● **What to produce**
Tally every line featuring "name", then give that tally alone.

● **Information supplied**
———

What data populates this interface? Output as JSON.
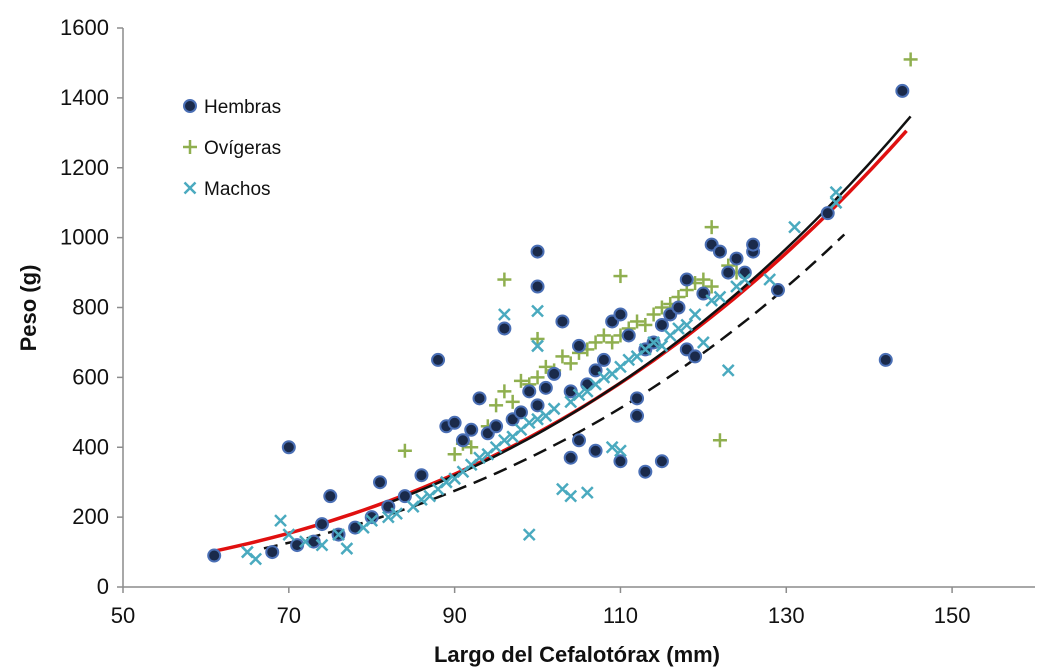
{
  "chart_data": {
    "type": "scatter",
    "title": "",
    "xlabel": "Largo del Cefalotórax (mm)",
    "ylabel": "Peso (g)",
    "xlim": [
      50,
      160
    ],
    "ylim": [
      0,
      1600
    ],
    "x_ticks": [
      50,
      70,
      90,
      110,
      130,
      150
    ],
    "y_ticks": [
      0,
      200,
      400,
      600,
      800,
      1000,
      1200,
      1400,
      1600
    ],
    "grid": false,
    "legend_position": "top-left",
    "series": [
      {
        "name": "Hembras",
        "marker": "circle",
        "color": "#1a2a4a",
        "edge_color": "#4a6fb5",
        "points": [
          [
            61,
            90
          ],
          [
            68,
            100
          ],
          [
            70,
            400
          ],
          [
            71,
            120
          ],
          [
            73,
            130
          ],
          [
            74,
            180
          ],
          [
            75,
            260
          ],
          [
            76,
            150
          ],
          [
            78,
            170
          ],
          [
            80,
            200
          ],
          [
            81,
            300
          ],
          [
            82,
            230
          ],
          [
            84,
            260
          ],
          [
            86,
            320
          ],
          [
            88,
            650
          ],
          [
            89,
            460
          ],
          [
            90,
            470
          ],
          [
            91,
            420
          ],
          [
            92,
            450
          ],
          [
            93,
            540
          ],
          [
            94,
            440
          ],
          [
            95,
            460
          ],
          [
            96,
            740
          ],
          [
            97,
            480
          ],
          [
            98,
            500
          ],
          [
            99,
            560
          ],
          [
            100,
            960
          ],
          [
            100,
            860
          ],
          [
            100,
            520
          ],
          [
            101,
            570
          ],
          [
            102,
            610
          ],
          [
            103,
            760
          ],
          [
            104,
            560
          ],
          [
            104,
            370
          ],
          [
            105,
            690
          ],
          [
            105,
            420
          ],
          [
            106,
            580
          ],
          [
            107,
            620
          ],
          [
            107,
            390
          ],
          [
            108,
            650
          ],
          [
            109,
            760
          ],
          [
            110,
            780
          ],
          [
            110,
            360
          ],
          [
            111,
            720
          ],
          [
            112,
            540
          ],
          [
            112,
            490
          ],
          [
            113,
            680
          ],
          [
            113,
            330
          ],
          [
            114,
            700
          ],
          [
            115,
            360
          ],
          [
            115,
            750
          ],
          [
            116,
            780
          ],
          [
            117,
            800
          ],
          [
            118,
            680
          ],
          [
            118,
            880
          ],
          [
            119,
            660
          ],
          [
            120,
            840
          ],
          [
            121,
            980
          ],
          [
            122,
            960
          ],
          [
            123,
            900
          ],
          [
            124,
            940
          ],
          [
            125,
            900
          ],
          [
            126,
            960
          ],
          [
            126,
            980
          ],
          [
            129,
            850
          ],
          [
            135,
            1070
          ],
          [
            142,
            650
          ],
          [
            144,
            1420
          ]
        ]
      },
      {
        "name": "Ovígeras",
        "marker": "plus",
        "color": "#8faf4f",
        "points": [
          [
            84,
            390
          ],
          [
            90,
            380
          ],
          [
            91,
            410
          ],
          [
            92,
            400
          ],
          [
            94,
            460
          ],
          [
            95,
            520
          ],
          [
            96,
            560
          ],
          [
            96,
            880
          ],
          [
            97,
            530
          ],
          [
            98,
            590
          ],
          [
            99,
            580
          ],
          [
            100,
            600
          ],
          [
            100,
            710
          ],
          [
            101,
            630
          ],
          [
            102,
            620
          ],
          [
            103,
            660
          ],
          [
            104,
            640
          ],
          [
            105,
            670
          ],
          [
            106,
            680
          ],
          [
            107,
            700
          ],
          [
            108,
            720
          ],
          [
            109,
            700
          ],
          [
            110,
            720
          ],
          [
            110,
            890
          ],
          [
            111,
            740
          ],
          [
            112,
            760
          ],
          [
            113,
            750
          ],
          [
            114,
            780
          ],
          [
            115,
            800
          ],
          [
            116,
            810
          ],
          [
            117,
            830
          ],
          [
            118,
            850
          ],
          [
            119,
            870
          ],
          [
            120,
            880
          ],
          [
            121,
            860
          ],
          [
            121,
            1030
          ],
          [
            122,
            420
          ],
          [
            123,
            920
          ],
          [
            124,
            900
          ],
          [
            145,
            1510
          ]
        ]
      },
      {
        "name": "Machos",
        "marker": "x",
        "color": "#4aaabf",
        "points": [
          [
            65,
            100
          ],
          [
            66,
            80
          ],
          [
            69,
            190
          ],
          [
            70,
            150
          ],
          [
            72,
            130
          ],
          [
            74,
            120
          ],
          [
            76,
            150
          ],
          [
            77,
            110
          ],
          [
            79,
            170
          ],
          [
            80,
            190
          ],
          [
            82,
            200
          ],
          [
            83,
            210
          ],
          [
            85,
            230
          ],
          [
            86,
            250
          ],
          [
            87,
            260
          ],
          [
            88,
            280
          ],
          [
            89,
            300
          ],
          [
            90,
            310
          ],
          [
            91,
            330
          ],
          [
            92,
            350
          ],
          [
            93,
            370
          ],
          [
            94,
            380
          ],
          [
            95,
            400
          ],
          [
            96,
            420
          ],
          [
            96,
            780
          ],
          [
            97,
            430
          ],
          [
            98,
            450
          ],
          [
            99,
            470
          ],
          [
            99,
            150
          ],
          [
            100,
            480
          ],
          [
            100,
            790
          ],
          [
            100,
            690
          ],
          [
            101,
            490
          ],
          [
            102,
            510
          ],
          [
            103,
            280
          ],
          [
            104,
            260
          ],
          [
            104,
            530
          ],
          [
            105,
            550
          ],
          [
            106,
            270
          ],
          [
            106,
            560
          ],
          [
            107,
            580
          ],
          [
            108,
            600
          ],
          [
            109,
            610
          ],
          [
            109,
            400
          ],
          [
            110,
            630
          ],
          [
            110,
            390
          ],
          [
            111,
            650
          ],
          [
            112,
            660
          ],
          [
            113,
            680
          ],
          [
            114,
            700
          ],
          [
            115,
            690
          ],
          [
            116,
            720
          ],
          [
            117,
            740
          ],
          [
            118,
            750
          ],
          [
            119,
            780
          ],
          [
            120,
            700
          ],
          [
            121,
            820
          ],
          [
            122,
            830
          ],
          [
            123,
            620
          ],
          [
            124,
            860
          ],
          [
            125,
            880
          ],
          [
            128,
            880
          ],
          [
            131,
            1030
          ],
          [
            136,
            1100
          ],
          [
            136,
            1130
          ]
        ]
      }
    ],
    "fit_lines": [
      {
        "style": "solid",
        "color": "#e01010",
        "x": [
          61,
          144.5
        ]
      },
      {
        "style": "solid",
        "color": "#111111",
        "x": [
          82,
          145
        ]
      },
      {
        "style": "dashed",
        "color": "#111111",
        "x": [
          67,
          137
        ]
      }
    ]
  }
}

———

● **Result below**
3